-- START OF WORKING DATA --
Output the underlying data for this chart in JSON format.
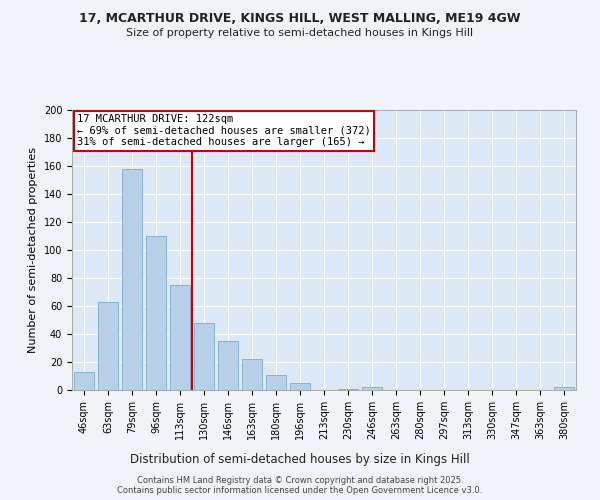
{
  "title1": "17, MCARTHUR DRIVE, KINGS HILL, WEST MALLING, ME19 4GW",
  "title2": "Size of property relative to semi-detached houses in Kings Hill",
  "xlabel": "Distribution of semi-detached houses by size in Kings Hill",
  "ylabel": "Number of semi-detached properties",
  "bar_labels": [
    "46sqm",
    "63sqm",
    "79sqm",
    "96sqm",
    "113sqm",
    "130sqm",
    "146sqm",
    "163sqm",
    "180sqm",
    "196sqm",
    "213sqm",
    "230sqm",
    "246sqm",
    "263sqm",
    "280sqm",
    "297sqm",
    "313sqm",
    "330sqm",
    "347sqm",
    "363sqm",
    "380sqm"
  ],
  "bar_values": [
    13,
    63,
    158,
    110,
    75,
    48,
    35,
    22,
    11,
    5,
    0,
    1,
    2,
    0,
    0,
    0,
    0,
    0,
    0,
    0,
    2
  ],
  "bar_color": "#b8cfe8",
  "bar_edge_color": "#7aaad0",
  "vline_color": "#cc0000",
  "box_color": "#cc0000",
  "annotation_fontsize": 7.5,
  "background_color": "#dce8f5",
  "grid_color": "#ffffff",
  "fig_bg_color": "#f0f4f8",
  "ylim": [
    0,
    200
  ],
  "yticks": [
    0,
    20,
    40,
    60,
    80,
    100,
    120,
    140,
    160,
    180,
    200
  ],
  "footer": "Contains HM Land Registry data © Crown copyright and database right 2025.\nContains public sector information licensed under the Open Government Licence v3.0.",
  "title1_fontsize": 9.0,
  "title2_fontsize": 8.0,
  "xlabel_fontsize": 8.5,
  "ylabel_fontsize": 8.0,
  "tick_fontsize": 7.0,
  "footer_fontsize": 6.0,
  "pct_smaller": 69,
  "n_smaller": 372,
  "pct_larger": 31,
  "n_larger": 165
}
-- END OF WORKING DATA --
> GIVEN PROBLEM
The listing above needs to be output again exactly. Don't include the pictures.

> CORRECT RESPONSE
Output the underlying data for this chart in JSON format.
{
  "title1": "17, MCARTHUR DRIVE, KINGS HILL, WEST MALLING, ME19 4GW",
  "title2": "Size of property relative to semi-detached houses in Kings Hill",
  "xlabel": "Distribution of semi-detached houses by size in Kings Hill",
  "ylabel": "Number of semi-detached properties",
  "bar_labels": [
    "46sqm",
    "63sqm",
    "79sqm",
    "96sqm",
    "113sqm",
    "130sqm",
    "146sqm",
    "163sqm",
    "180sqm",
    "196sqm",
    "213sqm",
    "230sqm",
    "246sqm",
    "263sqm",
    "280sqm",
    "297sqm",
    "313sqm",
    "330sqm",
    "347sqm",
    "363sqm",
    "380sqm"
  ],
  "bar_values": [
    13,
    63,
    158,
    110,
    75,
    48,
    35,
    22,
    11,
    5,
    0,
    1,
    2,
    0,
    0,
    0,
    0,
    0,
    0,
    0,
    2
  ],
  "bar_color": "#b8cfe8",
  "bar_edge_color": "#7aaad0",
  "vline_color": "#cc0000",
  "box_color": "#cc0000",
  "annotation_fontsize": 7.5,
  "background_color": "#dce8f5",
  "grid_color": "#ffffff",
  "fig_bg_color": "#f0f4f8",
  "ylim": [
    0,
    200
  ],
  "yticks": [
    0,
    20,
    40,
    60,
    80,
    100,
    120,
    140,
    160,
    180,
    200
  ],
  "footer": "Contains HM Land Registry data © Crown copyright and database right 2025.\nContains public sector information licensed under the Open Government Licence v3.0.",
  "title1_fontsize": 9.0,
  "title2_fontsize": 8.0,
  "xlabel_fontsize": 8.5,
  "ylabel_fontsize": 8.0,
  "tick_fontsize": 7.0,
  "footer_fontsize": 6.0,
  "pct_smaller": 69,
  "n_smaller": 372,
  "pct_larger": 31,
  "n_larger": 165
}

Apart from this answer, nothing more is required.